++++ The records
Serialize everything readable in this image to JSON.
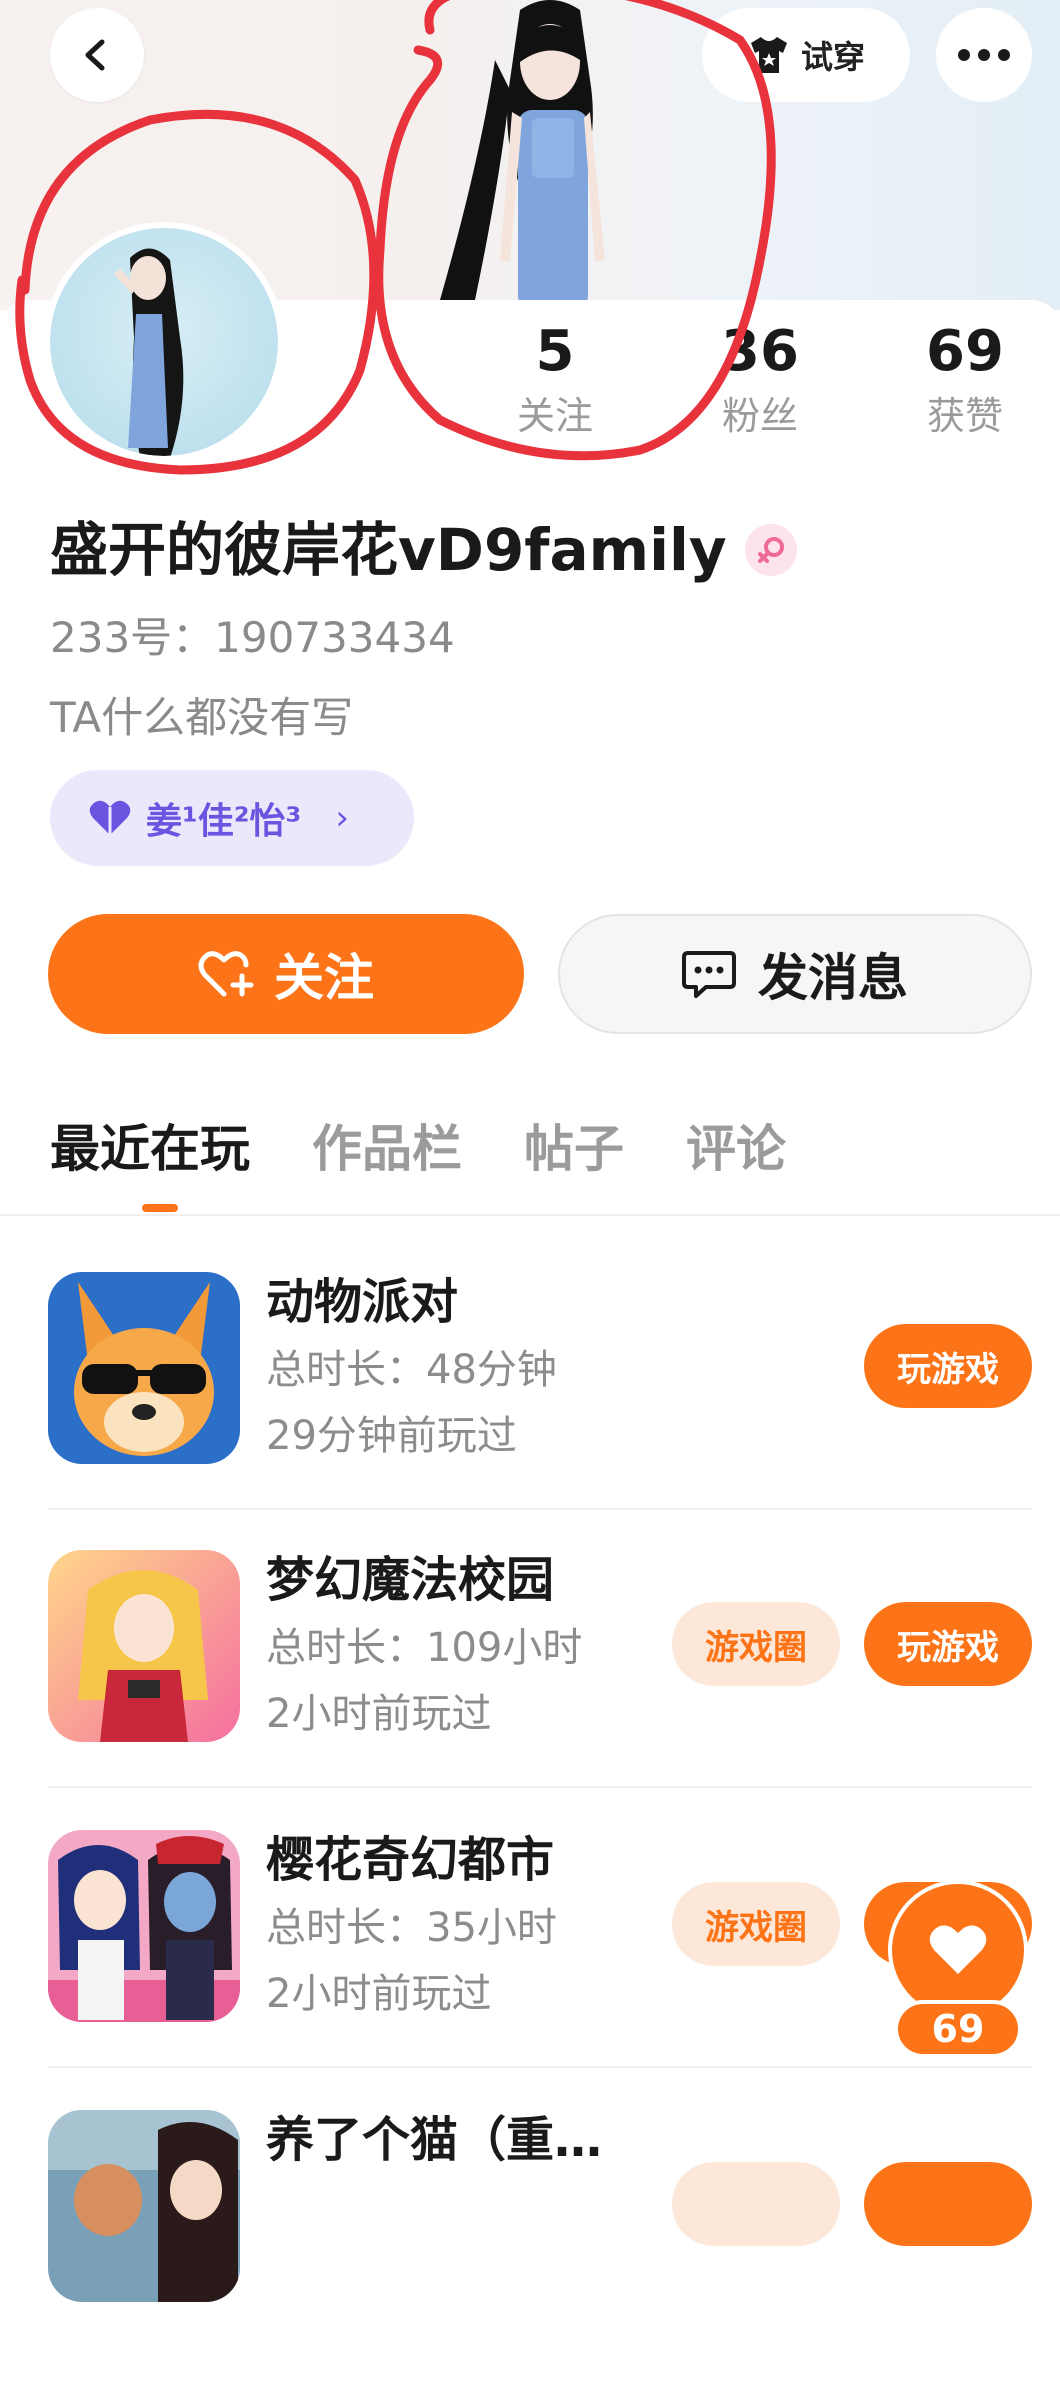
{
  "header": {
    "tryon_label": "试穿",
    "back_icon": "chevron-left-icon",
    "more_icon": "more-dots-icon"
  },
  "stats": [
    {
      "value": "5",
      "label": "关注"
    },
    {
      "value": "36",
      "label": "粉丝"
    },
    {
      "value": "69",
      "label": "获赞"
    }
  ],
  "profile": {
    "nickname": "盛开的彼岸花vD9family",
    "account_id": "233号：190733434",
    "bio": "TA什么都没有写",
    "gender_icon": "female-icon"
  },
  "relation": {
    "name": "姜¹佳²怡³",
    "icon": "heart-icon"
  },
  "actions": {
    "follow_label": "关注",
    "message_label": "发消息"
  },
  "tabs": [
    {
      "label": "最近在玩",
      "active": true
    },
    {
      "label": "作品栏",
      "active": false
    },
    {
      "label": "帖子",
      "active": false
    },
    {
      "label": "评论",
      "active": false
    }
  ],
  "games": [
    {
      "name": "动物派对",
      "total_time": "总时长：48分钟",
      "last_played": "29分钟前玩过",
      "circle_label": "",
      "play_label": "玩游戏"
    },
    {
      "name": "梦幻魔法校园",
      "total_time": "总时长：109小时",
      "last_played": "2小时前玩过",
      "circle_label": "游戏圈",
      "play_label": "玩游戏"
    },
    {
      "name": "樱花奇幻都市",
      "total_time": "总时长：35小时",
      "last_played": "2小时前玩过",
      "circle_label": "游戏圈",
      "play_label": ""
    },
    {
      "name": "养了个猫（重…",
      "total_time": "",
      "last_played": "",
      "circle_label": "",
      "play_label": ""
    }
  ],
  "like_float": {
    "count": "69"
  },
  "colors": {
    "accent": "#fc7417",
    "annotation": "#e8323c"
  }
}
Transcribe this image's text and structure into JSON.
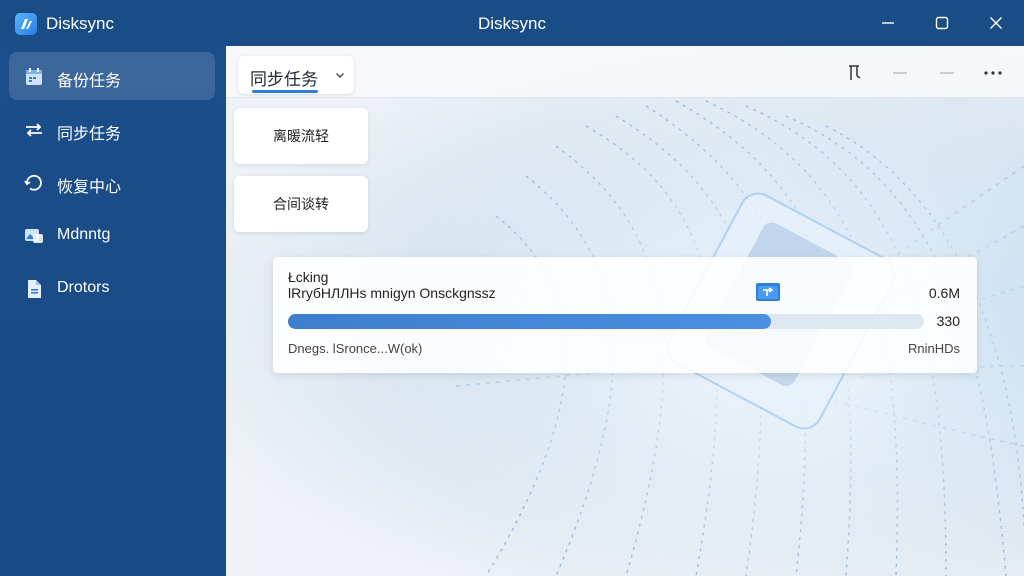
{
  "app": {
    "name": "Disksync",
    "window_title": "Disksync",
    "logo_icon": "app-logo-icon"
  },
  "window_controls": {
    "minimize": "minimize-icon",
    "maximize": "maximize-icon",
    "close": "close-icon"
  },
  "sidebar": {
    "items": [
      {
        "label": "备份任务",
        "icon": "calendar-icon",
        "active": true
      },
      {
        "label": "同步任务",
        "icon": "sync-arrows-icon",
        "active": false
      },
      {
        "label": "恢复中心",
        "icon": "restore-icon",
        "active": false
      },
      {
        "label": "Mdnntg",
        "icon": "image-icon",
        "active": false
      },
      {
        "label": "Drotors",
        "icon": "document-icon",
        "active": false
      }
    ]
  },
  "toolbar": {
    "dropdown_label": "同步任务",
    "icons": [
      "pin-icon",
      "minus-icon",
      "minus-icon",
      "more-icon"
    ]
  },
  "cards": [
    {
      "label": "离暖流轻"
    },
    {
      "label": "合间谈转"
    }
  ],
  "progress": {
    "title": "Łcking",
    "subtitle": "lRryбHЛЛНs mnigyn Onsckgnssz",
    "size": "0.6M",
    "count": "330",
    "fraction": 0.76,
    "status": "Dnegs. lSronce...W(ok)",
    "speed": "RninHDs",
    "file_icon": "folder-transfer-icon"
  },
  "colors": {
    "sidebar_bg": "#1b4e8a",
    "titlebar_bg": "#1a4c86",
    "accent": "#2f7fd6",
    "progress_fill": "#3d7fcf"
  }
}
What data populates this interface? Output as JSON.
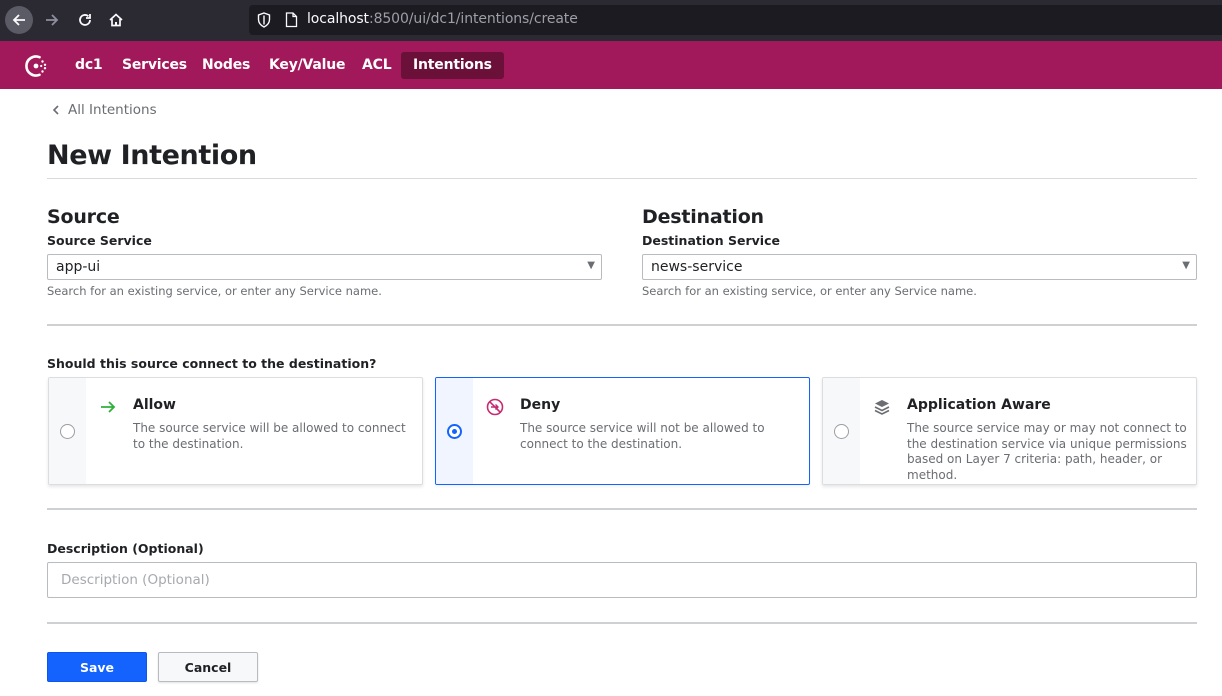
{
  "browser": {
    "url_host": "localhost",
    "url_rest": ":8500/ui/dc1/intentions/create"
  },
  "header": {
    "logo_icon": "consul-logo-icon",
    "nav": [
      {
        "label": "dc1",
        "active": false
      },
      {
        "label": "Services",
        "active": false
      },
      {
        "label": "Nodes",
        "active": false
      },
      {
        "label": "Key/Value",
        "active": false
      },
      {
        "label": "ACL",
        "active": false
      },
      {
        "label": "Intentions",
        "active": true
      }
    ],
    "brand_color": "#a2195b",
    "active_color": "#6b1039"
  },
  "breadcrumb": {
    "label": "All Intentions",
    "icon": "chevron-left-icon"
  },
  "page_title": "New Intention",
  "source": {
    "heading": "Source",
    "label": "Source Service",
    "value": "app-ui",
    "help": "Search for an existing service, or enter any Service name."
  },
  "destination": {
    "heading": "Destination",
    "label": "Destination Service",
    "value": "news-service",
    "help": "Search for an existing service, or enter any Service name."
  },
  "action": {
    "question": "Should this source connect to the destination?",
    "options": [
      {
        "title": "Allow",
        "desc": "The source service will be allowed to connect to the destination.",
        "icon": "arrow-right-icon",
        "selected": false
      },
      {
        "title": "Deny",
        "desc": "The source service will not be allowed to connect to the destination.",
        "icon": "deny-icon",
        "selected": true
      },
      {
        "title": "Application Aware",
        "desc": "The source service may or may not connect to the destination service via unique permissions based on Layer 7 criteria: path, header, or method.",
        "icon": "layers-icon",
        "selected": false
      }
    ]
  },
  "description": {
    "label": "Description (Optional)",
    "placeholder": "Description (Optional)",
    "value": ""
  },
  "buttons": {
    "save": "Save",
    "cancel": "Cancel"
  },
  "accent_color": "#1563ff"
}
++++++++
What needs to be done: Whenever "JSON" turns up in a line, pick that line out.

Response:
Serialize everything readable in this image to JSON.
Transcribe this image's text and structure into JSON.
What data populates this interface? Output as JSON.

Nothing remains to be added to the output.